DATA PROVIDED =>
• • • •

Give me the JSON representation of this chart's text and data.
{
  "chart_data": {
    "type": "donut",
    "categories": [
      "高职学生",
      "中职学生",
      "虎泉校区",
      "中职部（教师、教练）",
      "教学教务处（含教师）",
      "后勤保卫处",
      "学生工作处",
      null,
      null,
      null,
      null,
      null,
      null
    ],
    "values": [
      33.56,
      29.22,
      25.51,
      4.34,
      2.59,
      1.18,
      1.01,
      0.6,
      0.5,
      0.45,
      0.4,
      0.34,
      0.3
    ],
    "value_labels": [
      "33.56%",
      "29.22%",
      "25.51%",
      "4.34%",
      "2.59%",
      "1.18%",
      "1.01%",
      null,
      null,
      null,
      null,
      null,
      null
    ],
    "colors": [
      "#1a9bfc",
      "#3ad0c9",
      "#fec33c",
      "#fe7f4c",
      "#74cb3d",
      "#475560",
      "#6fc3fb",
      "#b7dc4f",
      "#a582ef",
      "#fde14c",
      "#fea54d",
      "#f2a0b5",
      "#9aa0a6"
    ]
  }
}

• • • •

EXERCISE TASK => Transcribe all entries exactly as they are given.

THE ANSWER =>
Give me the JSON representation of this chart's text and data.
{
  "chart_data": {
    "type": "donut",
    "categories": [
      "高职学生",
      "中职学生",
      "虎泉校区",
      "中职部（教师、教练）",
      "教学教务处（含教师）",
      "后勤保卫处",
      "学生工作处",
      null,
      null,
      null,
      null,
      null,
      null
    ],
    "values": [
      33.56,
      29.22,
      25.51,
      4.34,
      2.59,
      1.18,
      1.01,
      0.6,
      0.5,
      0.45,
      0.4,
      0.34,
      0.3
    ],
    "value_labels": [
      "33.56%",
      "29.22%",
      "25.51%",
      "4.34%",
      "2.59%",
      "1.18%",
      "1.01%",
      null,
      null,
      null,
      null,
      null,
      null
    ],
    "colors": [
      "#1a9bfc",
      "#3ad0c9",
      "#fec33c",
      "#fe7f4c",
      "#74cb3d",
      "#475560",
      "#6fc3fb",
      "#b7dc4f",
      "#a582ef",
      "#fde14c",
      "#fea54d",
      "#f2a0b5",
      "#9aa0a6"
    ]
  }
}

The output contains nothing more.